DIRECTION.
Retype every entry word for word.

Part of a data file:
· · · · · · ·
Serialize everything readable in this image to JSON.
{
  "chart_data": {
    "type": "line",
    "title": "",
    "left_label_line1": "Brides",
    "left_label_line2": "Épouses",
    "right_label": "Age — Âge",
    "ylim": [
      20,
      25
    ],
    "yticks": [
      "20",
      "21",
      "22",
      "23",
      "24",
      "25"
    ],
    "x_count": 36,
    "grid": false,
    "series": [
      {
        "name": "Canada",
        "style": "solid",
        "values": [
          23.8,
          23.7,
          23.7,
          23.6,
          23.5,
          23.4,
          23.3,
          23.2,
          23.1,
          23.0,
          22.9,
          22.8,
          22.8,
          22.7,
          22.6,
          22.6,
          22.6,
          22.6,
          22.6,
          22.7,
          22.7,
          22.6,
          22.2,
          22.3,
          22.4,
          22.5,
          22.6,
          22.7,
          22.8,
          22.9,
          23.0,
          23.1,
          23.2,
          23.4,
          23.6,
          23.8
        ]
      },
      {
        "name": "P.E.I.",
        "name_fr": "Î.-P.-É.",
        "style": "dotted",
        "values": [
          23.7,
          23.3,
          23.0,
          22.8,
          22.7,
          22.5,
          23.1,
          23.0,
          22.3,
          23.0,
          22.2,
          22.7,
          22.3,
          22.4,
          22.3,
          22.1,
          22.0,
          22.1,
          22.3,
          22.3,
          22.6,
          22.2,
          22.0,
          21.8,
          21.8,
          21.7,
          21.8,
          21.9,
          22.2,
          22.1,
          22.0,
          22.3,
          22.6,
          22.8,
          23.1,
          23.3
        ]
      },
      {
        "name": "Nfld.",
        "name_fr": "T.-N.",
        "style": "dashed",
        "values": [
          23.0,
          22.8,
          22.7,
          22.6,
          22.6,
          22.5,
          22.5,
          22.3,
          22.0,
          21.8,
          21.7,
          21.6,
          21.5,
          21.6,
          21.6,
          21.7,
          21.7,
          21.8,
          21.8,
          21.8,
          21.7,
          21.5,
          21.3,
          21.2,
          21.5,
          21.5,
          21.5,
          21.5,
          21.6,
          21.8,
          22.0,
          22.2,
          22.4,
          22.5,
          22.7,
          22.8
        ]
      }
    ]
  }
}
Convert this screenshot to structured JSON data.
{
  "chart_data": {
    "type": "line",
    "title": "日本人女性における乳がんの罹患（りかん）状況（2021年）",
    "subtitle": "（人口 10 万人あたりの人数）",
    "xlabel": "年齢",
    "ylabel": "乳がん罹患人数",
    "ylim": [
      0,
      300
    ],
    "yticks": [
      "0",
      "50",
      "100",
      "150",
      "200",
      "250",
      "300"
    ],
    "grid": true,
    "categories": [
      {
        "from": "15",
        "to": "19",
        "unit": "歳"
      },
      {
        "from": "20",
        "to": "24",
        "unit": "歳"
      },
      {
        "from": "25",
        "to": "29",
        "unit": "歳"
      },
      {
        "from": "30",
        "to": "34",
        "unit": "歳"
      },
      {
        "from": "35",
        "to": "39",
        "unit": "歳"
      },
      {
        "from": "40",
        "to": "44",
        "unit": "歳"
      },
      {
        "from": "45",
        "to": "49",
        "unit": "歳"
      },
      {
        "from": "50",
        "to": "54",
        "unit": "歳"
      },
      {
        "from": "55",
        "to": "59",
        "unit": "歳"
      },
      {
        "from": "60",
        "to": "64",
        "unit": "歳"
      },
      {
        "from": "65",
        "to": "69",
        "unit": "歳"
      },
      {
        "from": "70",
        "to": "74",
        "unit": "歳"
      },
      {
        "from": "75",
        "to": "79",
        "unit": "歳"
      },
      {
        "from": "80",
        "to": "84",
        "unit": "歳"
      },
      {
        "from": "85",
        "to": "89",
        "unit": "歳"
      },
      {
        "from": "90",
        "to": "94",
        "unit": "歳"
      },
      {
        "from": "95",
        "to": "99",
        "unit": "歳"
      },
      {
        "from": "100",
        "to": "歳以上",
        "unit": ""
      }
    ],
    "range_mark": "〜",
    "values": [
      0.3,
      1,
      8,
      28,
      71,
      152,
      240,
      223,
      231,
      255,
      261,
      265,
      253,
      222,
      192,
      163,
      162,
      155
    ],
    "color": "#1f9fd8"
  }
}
· · · · · · ·
THE OUTPUT.
Serialize everything readable in this image to JSON.
{
  "chart_data": {
    "type": "line",
    "title": "",
    "left_label_line1": "Brides",
    "left_label_line2": "Épouses",
    "right_label": "Age — Âge",
    "ylim": [
      20,
      25
    ],
    "yticks": [
      "20",
      "21",
      "22",
      "23",
      "24",
      "25"
    ],
    "x_count": 36,
    "grid": false,
    "series": [
      {
        "name": "Canada",
        "style": "solid",
        "values": [
          23.8,
          23.7,
          23.7,
          23.6,
          23.5,
          23.4,
          23.3,
          23.2,
          23.1,
          23.0,
          22.9,
          22.8,
          22.8,
          22.7,
          22.6,
          22.6,
          22.6,
          22.6,
          22.6,
          22.7,
          22.7,
          22.6,
          22.2,
          22.3,
          22.4,
          22.5,
          22.6,
          22.7,
          22.8,
          22.9,
          23.0,
          23.1,
          23.2,
          23.4,
          23.6,
          23.8
        ]
      },
      {
        "name": "P.E.I.",
        "name_fr": "Î.-P.-É.",
        "style": "dotted",
        "values": [
          23.7,
          23.3,
          23.0,
          22.8,
          22.7,
          22.5,
          23.1,
          23.0,
          22.3,
          23.0,
          22.2,
          22.7,
          22.3,
          22.4,
          22.3,
          22.1,
          22.0,
          22.1,
          22.3,
          22.3,
          22.6,
          22.2,
          22.0,
          21.8,
          21.8,
          21.7,
          21.8,
          21.9,
          22.2,
          22.1,
          22.0,
          22.3,
          22.6,
          22.8,
          23.1,
          23.3
        ]
      },
      {
        "name": "Nfld.",
        "name_fr": "T.-N.",
        "style": "dashed",
        "values": [
          23.0,
          22.8,
          22.7,
          22.6,
          22.6,
          22.5,
          22.5,
          22.3,
          22.0,
          21.8,
          21.7,
          21.6,
          21.5,
          21.6,
          21.6,
          21.7,
          21.7,
          21.8,
          21.8,
          21.8,
          21.7,
          21.5,
          21.3,
          21.2,
          21.5,
          21.5,
          21.5,
          21.5,
          21.6,
          21.8,
          22.0,
          22.2,
          22.4,
          22.5,
          22.7,
          22.8
        ]
      }
    ]
  }
}
Convert this screenshot to structured JSON data.
{
  "chart_data": {
    "type": "line",
    "title": "日本人女性における乳がんの罹患（りかん）状況（2021年）",
    "subtitle": "（人口 10 万人あたりの人数）",
    "xlabel": "年齢",
    "ylabel": "乳がん罹患人数",
    "ylim": [
      0,
      300
    ],
    "yticks": [
      "0",
      "50",
      "100",
      "150",
      "200",
      "250",
      "300"
    ],
    "grid": true,
    "categories": [
      {
        "from": "15",
        "to": "19",
        "unit": "歳"
      },
      {
        "from": "20",
        "to": "24",
        "unit": "歳"
      },
      {
        "from": "25",
        "to": "29",
        "unit": "歳"
      },
      {
        "from": "30",
        "to": "34",
        "unit": "歳"
      },
      {
        "from": "35",
        "to": "39",
        "unit": "歳"
      },
      {
        "from": "40",
        "to": "44",
        "unit": "歳"
      },
      {
        "from": "45",
        "to": "49",
        "unit": "歳"
      },
      {
        "from": "50",
        "to": "54",
        "unit": "歳"
      },
      {
        "from": "55",
        "to": "59",
        "unit": "歳"
      },
      {
        "from": "60",
        "to": "64",
        "unit": "歳"
      },
      {
        "from": "65",
        "to": "69",
        "unit": "歳"
      },
      {
        "from": "70",
        "to": "74",
        "unit": "歳"
      },
      {
        "from": "75",
        "to": "79",
        "unit": "歳"
      },
      {
        "from": "80",
        "to": "84",
        "unit": "歳"
      },
      {
        "from": "85",
        "to": "89",
        "unit": "歳"
      },
      {
        "from": "90",
        "to": "94",
        "unit": "歳"
      },
      {
        "from": "95",
        "to": "99",
        "unit": "歳"
      },
      {
        "from": "100",
        "to": "歳以上",
        "unit": ""
      }
    ],
    "range_mark": "〜",
    "values": [
      0.3,
      1,
      8,
      28,
      71,
      152,
      240,
      223,
      231,
      255,
      261,
      265,
      253,
      222,
      192,
      163,
      162,
      155
    ],
    "color": "#1f9fd8"
  }
}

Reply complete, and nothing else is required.